# The exercise
Please find all lines in the data that hold the string "text" and copy them.

# Data for this exercise
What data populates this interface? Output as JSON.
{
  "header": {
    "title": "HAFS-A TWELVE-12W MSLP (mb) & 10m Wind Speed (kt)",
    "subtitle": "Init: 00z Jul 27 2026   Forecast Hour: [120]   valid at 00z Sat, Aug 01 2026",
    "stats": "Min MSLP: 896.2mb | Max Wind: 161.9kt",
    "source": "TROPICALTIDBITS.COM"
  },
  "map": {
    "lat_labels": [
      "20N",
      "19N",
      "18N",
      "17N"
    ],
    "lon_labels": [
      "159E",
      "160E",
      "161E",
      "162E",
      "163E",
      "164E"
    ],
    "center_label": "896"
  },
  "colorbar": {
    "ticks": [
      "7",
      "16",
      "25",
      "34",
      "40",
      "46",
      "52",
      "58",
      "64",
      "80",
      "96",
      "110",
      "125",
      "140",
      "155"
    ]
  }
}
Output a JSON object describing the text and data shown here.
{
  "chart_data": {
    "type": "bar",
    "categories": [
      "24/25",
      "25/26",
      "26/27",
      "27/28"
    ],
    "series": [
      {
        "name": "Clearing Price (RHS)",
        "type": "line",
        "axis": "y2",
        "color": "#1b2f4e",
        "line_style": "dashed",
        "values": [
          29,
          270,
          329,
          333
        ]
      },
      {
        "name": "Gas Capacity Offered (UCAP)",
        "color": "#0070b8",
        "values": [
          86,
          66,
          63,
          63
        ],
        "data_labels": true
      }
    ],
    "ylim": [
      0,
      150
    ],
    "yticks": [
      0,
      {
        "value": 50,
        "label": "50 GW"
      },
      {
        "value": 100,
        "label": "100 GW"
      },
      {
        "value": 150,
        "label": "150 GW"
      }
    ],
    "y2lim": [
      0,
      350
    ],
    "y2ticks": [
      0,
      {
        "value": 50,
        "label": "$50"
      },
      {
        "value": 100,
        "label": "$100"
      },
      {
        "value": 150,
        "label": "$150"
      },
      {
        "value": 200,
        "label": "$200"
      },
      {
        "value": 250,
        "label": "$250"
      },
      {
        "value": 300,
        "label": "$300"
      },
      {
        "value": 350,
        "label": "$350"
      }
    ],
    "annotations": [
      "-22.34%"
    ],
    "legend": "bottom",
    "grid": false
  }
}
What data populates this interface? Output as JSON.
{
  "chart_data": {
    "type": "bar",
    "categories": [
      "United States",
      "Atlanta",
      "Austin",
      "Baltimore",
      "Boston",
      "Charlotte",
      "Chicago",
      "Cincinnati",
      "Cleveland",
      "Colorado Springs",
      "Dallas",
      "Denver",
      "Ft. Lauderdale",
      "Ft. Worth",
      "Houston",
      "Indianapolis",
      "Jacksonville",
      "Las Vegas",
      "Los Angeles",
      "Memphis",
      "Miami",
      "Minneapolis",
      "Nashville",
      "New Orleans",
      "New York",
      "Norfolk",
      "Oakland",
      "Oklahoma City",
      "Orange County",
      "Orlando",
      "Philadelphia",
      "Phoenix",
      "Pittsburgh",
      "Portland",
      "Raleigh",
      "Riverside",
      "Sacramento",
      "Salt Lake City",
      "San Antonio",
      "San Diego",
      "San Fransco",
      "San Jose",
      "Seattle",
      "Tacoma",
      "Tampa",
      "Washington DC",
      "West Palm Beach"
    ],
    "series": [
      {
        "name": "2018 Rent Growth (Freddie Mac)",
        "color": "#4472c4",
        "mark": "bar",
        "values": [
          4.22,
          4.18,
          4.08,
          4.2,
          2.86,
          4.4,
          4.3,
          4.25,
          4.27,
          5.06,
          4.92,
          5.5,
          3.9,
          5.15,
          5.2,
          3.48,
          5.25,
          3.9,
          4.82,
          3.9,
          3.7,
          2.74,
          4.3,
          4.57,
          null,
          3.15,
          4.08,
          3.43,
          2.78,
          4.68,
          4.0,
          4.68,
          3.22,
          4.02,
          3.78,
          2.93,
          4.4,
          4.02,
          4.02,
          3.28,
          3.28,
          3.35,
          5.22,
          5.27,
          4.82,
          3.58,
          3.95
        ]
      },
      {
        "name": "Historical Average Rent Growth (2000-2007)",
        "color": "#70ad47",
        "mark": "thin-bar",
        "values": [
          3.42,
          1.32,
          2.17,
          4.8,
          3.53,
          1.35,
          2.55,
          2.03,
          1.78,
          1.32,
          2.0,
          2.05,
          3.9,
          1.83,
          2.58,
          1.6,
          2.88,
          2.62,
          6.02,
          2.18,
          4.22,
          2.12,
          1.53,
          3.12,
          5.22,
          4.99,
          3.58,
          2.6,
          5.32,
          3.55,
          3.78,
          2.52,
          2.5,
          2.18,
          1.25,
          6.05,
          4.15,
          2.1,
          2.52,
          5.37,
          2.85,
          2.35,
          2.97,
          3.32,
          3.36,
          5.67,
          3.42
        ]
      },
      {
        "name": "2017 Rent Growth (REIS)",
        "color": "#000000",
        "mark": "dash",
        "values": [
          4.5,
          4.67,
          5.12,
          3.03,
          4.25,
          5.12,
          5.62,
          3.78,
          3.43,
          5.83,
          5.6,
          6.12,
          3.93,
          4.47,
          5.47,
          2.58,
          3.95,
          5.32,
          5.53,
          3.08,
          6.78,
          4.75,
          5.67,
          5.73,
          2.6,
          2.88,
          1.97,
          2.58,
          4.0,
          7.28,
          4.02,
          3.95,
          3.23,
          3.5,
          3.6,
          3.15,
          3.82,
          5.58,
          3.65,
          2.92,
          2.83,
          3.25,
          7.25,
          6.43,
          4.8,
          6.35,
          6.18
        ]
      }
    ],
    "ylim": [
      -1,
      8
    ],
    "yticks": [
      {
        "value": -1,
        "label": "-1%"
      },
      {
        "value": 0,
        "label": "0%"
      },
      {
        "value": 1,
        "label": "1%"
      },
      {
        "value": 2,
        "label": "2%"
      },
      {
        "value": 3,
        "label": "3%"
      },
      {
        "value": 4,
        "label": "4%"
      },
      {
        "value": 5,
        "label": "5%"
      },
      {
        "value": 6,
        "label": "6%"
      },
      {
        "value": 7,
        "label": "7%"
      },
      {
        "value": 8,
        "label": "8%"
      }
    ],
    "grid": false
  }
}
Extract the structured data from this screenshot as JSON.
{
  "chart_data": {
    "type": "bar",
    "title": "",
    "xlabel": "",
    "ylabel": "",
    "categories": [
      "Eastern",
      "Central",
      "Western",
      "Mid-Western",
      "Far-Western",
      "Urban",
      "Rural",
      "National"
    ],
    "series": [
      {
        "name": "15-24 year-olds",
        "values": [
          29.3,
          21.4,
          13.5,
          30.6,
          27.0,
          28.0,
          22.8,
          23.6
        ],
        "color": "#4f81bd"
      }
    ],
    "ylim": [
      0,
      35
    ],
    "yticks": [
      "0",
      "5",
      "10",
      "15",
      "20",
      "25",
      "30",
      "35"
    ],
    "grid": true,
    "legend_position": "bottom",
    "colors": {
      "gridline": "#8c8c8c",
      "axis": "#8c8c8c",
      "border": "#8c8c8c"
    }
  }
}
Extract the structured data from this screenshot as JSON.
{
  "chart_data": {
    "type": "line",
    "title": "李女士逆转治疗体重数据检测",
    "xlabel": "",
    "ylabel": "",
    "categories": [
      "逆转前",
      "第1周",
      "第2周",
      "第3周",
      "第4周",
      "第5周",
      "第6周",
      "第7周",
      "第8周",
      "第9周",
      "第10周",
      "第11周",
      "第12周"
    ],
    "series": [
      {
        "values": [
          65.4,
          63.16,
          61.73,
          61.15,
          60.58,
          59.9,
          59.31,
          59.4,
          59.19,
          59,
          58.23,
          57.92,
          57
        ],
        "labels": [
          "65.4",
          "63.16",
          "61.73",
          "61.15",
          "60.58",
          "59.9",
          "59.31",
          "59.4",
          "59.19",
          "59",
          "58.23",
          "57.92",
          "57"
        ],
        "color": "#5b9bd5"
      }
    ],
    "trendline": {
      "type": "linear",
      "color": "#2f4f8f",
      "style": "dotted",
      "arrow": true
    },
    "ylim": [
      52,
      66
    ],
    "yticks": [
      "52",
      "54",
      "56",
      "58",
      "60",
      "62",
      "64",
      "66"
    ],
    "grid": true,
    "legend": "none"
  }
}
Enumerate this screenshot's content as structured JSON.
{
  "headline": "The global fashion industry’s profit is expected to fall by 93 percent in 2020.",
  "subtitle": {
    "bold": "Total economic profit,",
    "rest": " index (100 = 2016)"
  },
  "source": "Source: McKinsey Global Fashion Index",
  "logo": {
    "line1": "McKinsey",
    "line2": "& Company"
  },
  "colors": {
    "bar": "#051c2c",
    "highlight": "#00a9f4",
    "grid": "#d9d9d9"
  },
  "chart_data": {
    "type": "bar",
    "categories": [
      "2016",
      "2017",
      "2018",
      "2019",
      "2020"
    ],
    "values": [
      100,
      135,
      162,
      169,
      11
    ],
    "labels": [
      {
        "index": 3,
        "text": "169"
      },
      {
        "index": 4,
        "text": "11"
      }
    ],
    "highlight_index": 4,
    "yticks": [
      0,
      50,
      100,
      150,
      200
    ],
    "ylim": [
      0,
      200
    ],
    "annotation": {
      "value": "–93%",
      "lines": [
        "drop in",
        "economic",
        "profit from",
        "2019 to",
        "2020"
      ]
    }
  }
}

# Written solution
Output a JSON object describing the text and data shown here.
        "text": "169"
        "text": "11"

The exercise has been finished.